WHAT THE TASK REQUIRES: Collect each line containing "following".

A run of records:
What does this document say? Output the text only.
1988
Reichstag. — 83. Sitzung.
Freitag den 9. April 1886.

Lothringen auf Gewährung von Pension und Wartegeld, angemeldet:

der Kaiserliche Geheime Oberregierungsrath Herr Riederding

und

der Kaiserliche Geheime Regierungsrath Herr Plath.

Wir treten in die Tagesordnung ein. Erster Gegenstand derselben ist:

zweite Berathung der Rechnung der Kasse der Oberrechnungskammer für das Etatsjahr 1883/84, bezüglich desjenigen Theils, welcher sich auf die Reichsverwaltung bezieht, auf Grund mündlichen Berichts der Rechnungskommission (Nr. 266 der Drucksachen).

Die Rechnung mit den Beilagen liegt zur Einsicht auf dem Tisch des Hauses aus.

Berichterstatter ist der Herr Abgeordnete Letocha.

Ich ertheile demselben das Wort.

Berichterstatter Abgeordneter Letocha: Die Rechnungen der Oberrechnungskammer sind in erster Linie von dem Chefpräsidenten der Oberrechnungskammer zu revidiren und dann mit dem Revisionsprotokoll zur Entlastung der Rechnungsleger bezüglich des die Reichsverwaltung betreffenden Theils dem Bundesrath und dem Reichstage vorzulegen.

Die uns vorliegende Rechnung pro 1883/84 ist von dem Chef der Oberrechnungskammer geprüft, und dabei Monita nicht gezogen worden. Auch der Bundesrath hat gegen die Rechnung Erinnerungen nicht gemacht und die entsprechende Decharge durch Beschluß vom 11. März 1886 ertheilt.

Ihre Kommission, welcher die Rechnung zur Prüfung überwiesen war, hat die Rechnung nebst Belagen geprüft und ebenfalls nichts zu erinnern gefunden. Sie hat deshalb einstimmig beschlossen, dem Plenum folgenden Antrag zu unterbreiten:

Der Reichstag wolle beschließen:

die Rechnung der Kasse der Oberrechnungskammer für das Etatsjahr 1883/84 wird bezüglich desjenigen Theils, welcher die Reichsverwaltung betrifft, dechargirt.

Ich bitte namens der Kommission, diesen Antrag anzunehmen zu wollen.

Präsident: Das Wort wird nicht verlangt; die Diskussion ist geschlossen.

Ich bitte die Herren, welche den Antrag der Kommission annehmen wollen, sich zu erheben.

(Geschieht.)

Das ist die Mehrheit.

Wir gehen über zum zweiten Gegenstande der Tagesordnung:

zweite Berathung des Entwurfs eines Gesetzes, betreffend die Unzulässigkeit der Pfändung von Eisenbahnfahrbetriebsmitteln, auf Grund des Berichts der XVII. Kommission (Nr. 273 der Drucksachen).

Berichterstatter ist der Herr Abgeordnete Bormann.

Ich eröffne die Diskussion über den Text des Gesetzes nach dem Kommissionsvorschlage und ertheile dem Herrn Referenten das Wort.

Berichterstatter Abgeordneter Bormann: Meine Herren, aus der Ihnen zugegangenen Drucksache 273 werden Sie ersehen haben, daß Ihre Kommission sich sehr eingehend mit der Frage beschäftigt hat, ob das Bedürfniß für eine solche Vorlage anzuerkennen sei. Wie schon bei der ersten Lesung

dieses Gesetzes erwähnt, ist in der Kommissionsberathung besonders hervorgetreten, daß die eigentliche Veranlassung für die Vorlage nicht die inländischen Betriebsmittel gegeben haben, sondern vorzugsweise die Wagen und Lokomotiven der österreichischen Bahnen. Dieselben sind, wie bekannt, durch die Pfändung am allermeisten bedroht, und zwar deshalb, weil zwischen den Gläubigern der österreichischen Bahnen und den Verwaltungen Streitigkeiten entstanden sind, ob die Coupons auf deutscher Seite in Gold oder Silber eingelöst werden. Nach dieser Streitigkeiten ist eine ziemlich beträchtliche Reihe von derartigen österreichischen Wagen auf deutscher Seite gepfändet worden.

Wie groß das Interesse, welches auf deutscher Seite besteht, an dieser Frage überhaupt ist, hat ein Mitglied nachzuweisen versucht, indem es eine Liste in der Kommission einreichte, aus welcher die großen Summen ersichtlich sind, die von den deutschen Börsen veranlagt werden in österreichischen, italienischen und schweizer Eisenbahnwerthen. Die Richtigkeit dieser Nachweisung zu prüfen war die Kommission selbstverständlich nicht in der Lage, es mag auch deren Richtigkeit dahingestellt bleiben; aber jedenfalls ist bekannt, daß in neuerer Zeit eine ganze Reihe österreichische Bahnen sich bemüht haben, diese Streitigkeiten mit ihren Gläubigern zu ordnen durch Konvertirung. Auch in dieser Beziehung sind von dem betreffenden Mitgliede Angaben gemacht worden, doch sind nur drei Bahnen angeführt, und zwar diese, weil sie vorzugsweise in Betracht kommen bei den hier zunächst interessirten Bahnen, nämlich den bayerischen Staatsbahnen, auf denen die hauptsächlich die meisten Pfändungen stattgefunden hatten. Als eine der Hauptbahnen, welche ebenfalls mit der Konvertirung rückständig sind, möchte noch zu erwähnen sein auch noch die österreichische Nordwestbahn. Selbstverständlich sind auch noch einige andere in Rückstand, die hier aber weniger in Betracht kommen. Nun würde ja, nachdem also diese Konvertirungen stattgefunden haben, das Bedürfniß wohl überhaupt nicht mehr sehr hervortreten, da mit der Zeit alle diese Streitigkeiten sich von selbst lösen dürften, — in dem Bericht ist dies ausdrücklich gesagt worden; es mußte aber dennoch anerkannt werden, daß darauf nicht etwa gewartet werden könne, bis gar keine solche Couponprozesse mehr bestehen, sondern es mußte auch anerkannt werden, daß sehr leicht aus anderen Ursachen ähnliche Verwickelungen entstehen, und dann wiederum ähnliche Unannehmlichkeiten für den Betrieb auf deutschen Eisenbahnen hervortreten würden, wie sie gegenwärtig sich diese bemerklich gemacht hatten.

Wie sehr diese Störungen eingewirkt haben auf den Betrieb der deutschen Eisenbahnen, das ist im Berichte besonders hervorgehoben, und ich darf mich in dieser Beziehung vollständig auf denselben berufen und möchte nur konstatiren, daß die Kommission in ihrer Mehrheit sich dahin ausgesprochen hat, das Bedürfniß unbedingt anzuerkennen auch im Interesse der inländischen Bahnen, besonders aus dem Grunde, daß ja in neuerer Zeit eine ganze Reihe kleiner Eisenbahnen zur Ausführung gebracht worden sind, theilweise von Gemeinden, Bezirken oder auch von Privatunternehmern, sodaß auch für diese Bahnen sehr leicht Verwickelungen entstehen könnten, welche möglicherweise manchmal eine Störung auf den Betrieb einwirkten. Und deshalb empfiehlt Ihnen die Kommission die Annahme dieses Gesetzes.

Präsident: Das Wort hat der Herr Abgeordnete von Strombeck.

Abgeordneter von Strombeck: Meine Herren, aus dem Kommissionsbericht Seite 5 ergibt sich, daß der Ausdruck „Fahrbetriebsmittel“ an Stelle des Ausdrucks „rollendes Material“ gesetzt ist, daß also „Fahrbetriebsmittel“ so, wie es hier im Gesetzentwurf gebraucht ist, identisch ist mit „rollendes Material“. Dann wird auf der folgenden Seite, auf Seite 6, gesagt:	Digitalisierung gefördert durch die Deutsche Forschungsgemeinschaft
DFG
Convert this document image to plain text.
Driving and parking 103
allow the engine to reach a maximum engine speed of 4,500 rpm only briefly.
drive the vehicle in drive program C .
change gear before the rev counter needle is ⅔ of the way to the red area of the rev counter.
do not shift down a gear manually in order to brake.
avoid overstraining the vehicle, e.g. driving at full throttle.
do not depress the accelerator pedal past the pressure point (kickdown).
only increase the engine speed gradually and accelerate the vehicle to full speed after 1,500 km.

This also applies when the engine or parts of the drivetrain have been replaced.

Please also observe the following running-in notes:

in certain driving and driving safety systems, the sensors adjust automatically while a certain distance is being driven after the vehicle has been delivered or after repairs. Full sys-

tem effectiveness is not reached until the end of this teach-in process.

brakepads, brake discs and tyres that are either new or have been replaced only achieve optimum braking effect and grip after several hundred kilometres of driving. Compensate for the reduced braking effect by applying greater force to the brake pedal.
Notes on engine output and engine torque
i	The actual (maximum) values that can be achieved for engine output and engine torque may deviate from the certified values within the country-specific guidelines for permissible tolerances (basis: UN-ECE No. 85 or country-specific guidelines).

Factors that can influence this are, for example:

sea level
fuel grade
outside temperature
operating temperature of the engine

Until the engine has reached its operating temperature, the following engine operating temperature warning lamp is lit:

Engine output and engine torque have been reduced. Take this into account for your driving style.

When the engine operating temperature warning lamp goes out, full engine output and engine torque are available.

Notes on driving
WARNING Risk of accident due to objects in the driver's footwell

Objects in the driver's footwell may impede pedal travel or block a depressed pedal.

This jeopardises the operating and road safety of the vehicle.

SOLVED PROBLEM:
Please also observe the following running-in notes:
Until the engine has reached its operating temperature, the following engine operating temperature warning lamp is lit:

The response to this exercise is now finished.